• [The records]
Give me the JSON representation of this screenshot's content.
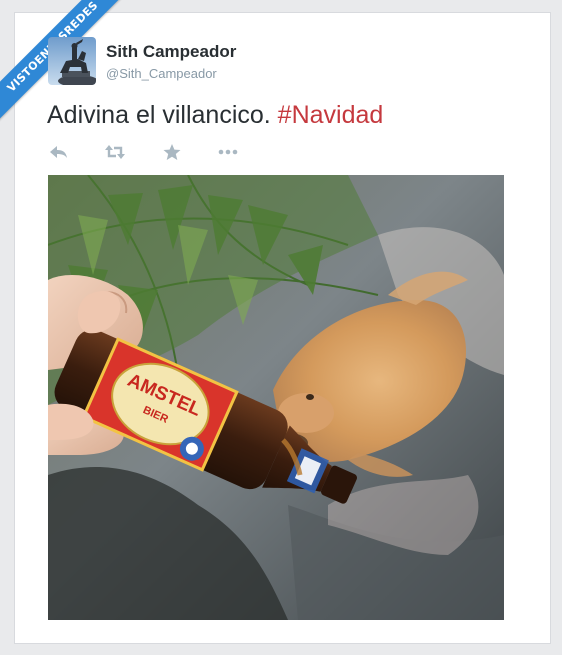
{
  "ribbon": {
    "text": "VISTOENLASREDES"
  },
  "tweet": {
    "author_name": "Sith Campeador",
    "author_handle": "@Sith_Campeador",
    "text": "Adivina el villancico.",
    "hashtag": "#Navidad"
  },
  "actions": [
    {
      "name": "reply-icon"
    },
    {
      "name": "retweet-icon"
    },
    {
      "name": "favorite-icon"
    },
    {
      "name": "more-icon"
    }
  ],
  "photo": {
    "bottle_label_brand": "AMSTEL",
    "bottle_label_sub": "BIER"
  },
  "colors": {
    "ribbon": "#2f88d6",
    "hashtag": "#c5393e",
    "action_icons": "#aab8c2"
  }
}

• [Given problem]
Count the lines in the records above that contain the word "text", and give only the number.

• [Reply to the exercise]
2